(Data entries)

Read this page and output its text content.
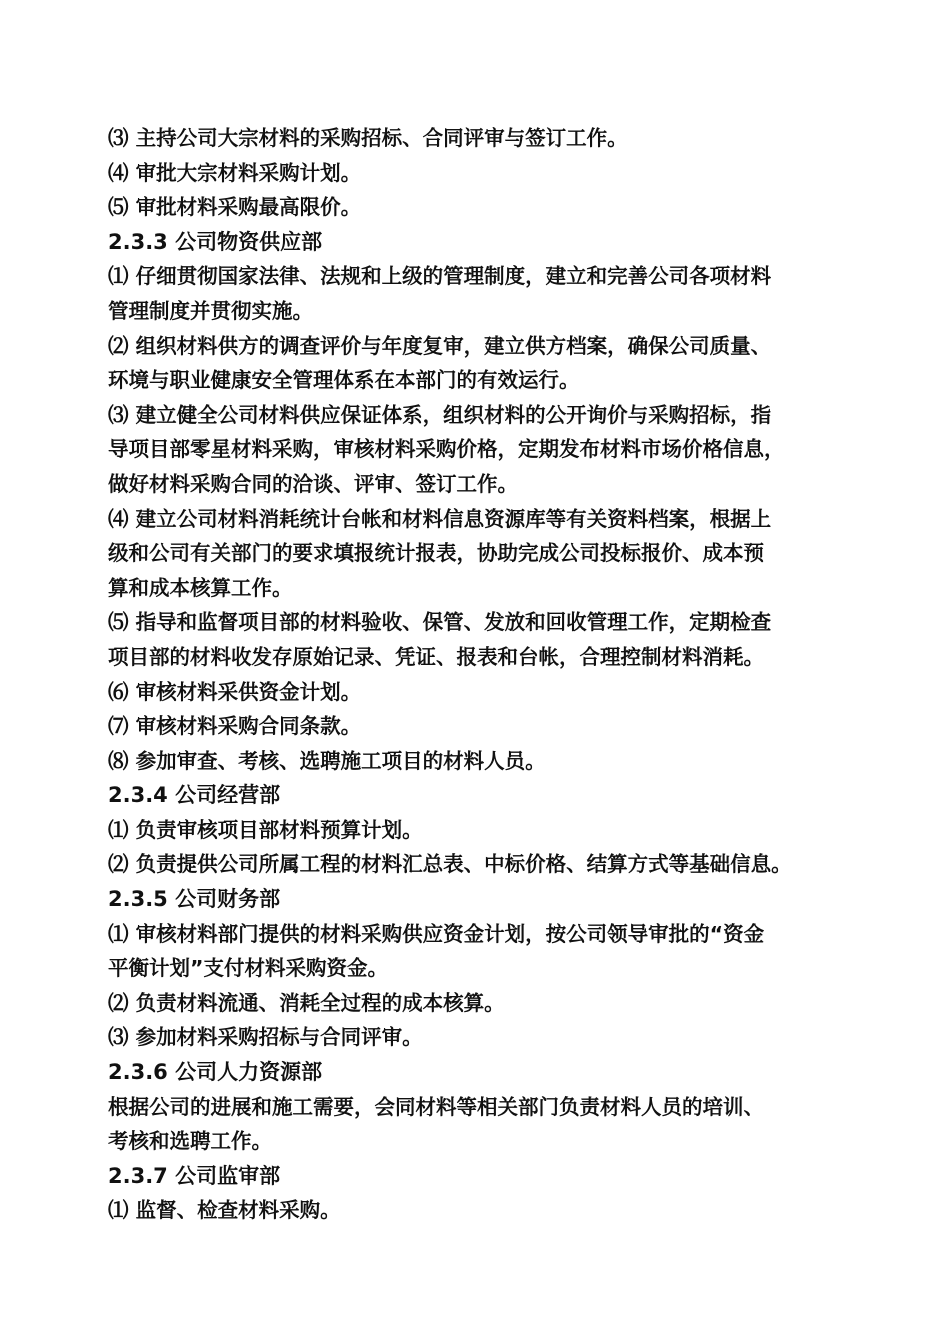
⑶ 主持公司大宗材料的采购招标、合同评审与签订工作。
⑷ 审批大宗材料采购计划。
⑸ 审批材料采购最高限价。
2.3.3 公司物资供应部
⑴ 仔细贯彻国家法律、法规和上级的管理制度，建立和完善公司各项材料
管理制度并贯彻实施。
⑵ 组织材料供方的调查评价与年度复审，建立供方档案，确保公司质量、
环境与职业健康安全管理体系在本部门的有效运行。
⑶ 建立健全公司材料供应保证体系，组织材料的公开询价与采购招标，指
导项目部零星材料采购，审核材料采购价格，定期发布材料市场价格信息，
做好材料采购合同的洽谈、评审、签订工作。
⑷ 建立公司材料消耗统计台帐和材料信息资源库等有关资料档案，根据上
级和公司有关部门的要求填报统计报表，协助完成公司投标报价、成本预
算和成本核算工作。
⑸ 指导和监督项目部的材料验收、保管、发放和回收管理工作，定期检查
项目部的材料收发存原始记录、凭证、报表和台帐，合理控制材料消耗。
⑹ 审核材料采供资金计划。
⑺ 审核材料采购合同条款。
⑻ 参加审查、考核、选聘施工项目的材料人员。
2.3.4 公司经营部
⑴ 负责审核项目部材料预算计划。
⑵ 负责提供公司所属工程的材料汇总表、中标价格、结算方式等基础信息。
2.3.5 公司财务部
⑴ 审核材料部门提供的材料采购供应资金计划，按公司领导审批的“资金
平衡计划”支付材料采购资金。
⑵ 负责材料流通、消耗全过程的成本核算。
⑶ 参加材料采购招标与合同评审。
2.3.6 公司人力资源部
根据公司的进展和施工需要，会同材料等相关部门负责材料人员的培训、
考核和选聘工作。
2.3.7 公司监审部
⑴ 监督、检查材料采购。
...
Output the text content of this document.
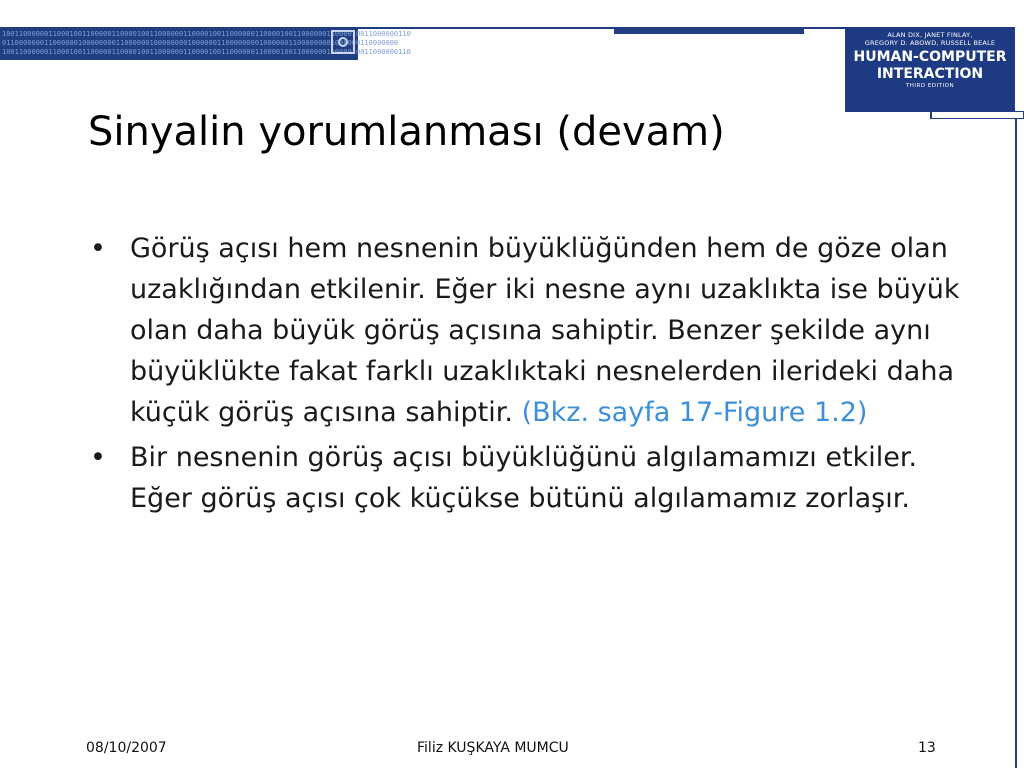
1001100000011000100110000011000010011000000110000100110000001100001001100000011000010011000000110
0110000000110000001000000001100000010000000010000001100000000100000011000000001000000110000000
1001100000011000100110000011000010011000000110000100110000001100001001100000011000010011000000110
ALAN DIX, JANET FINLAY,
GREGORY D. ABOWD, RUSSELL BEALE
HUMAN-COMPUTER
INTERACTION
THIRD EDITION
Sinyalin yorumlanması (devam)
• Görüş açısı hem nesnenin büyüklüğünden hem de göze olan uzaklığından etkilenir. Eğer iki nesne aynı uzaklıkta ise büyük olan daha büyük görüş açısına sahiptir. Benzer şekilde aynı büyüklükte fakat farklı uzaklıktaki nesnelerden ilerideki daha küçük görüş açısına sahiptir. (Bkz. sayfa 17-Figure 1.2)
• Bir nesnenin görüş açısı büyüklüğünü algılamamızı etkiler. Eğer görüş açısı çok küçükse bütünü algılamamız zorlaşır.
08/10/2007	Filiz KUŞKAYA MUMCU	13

*Exercise instructions*: Return each line where "Eğer" shows up.

*Solution*:
• Görüş açısı hem nesnenin büyüklüğünden hem de göze olan uzaklığından etkilenir. Eğer iki nesne aynı uzaklıkta ise büyük olan daha büyük görüş açısına sahiptir. Benzer şekilde aynı büyüklükte fakat farklı uzaklıktaki nesnelerden ilerideki daha küçük görüş açısına sahiptir. (Bkz. sayfa 17-Figure 1.2)
• Bir nesnenin görüş açısı büyüklüğünü algılamamızı etkiler. Eğer görüş açısı çok küçükse bütünü algılamamız zorlaşır.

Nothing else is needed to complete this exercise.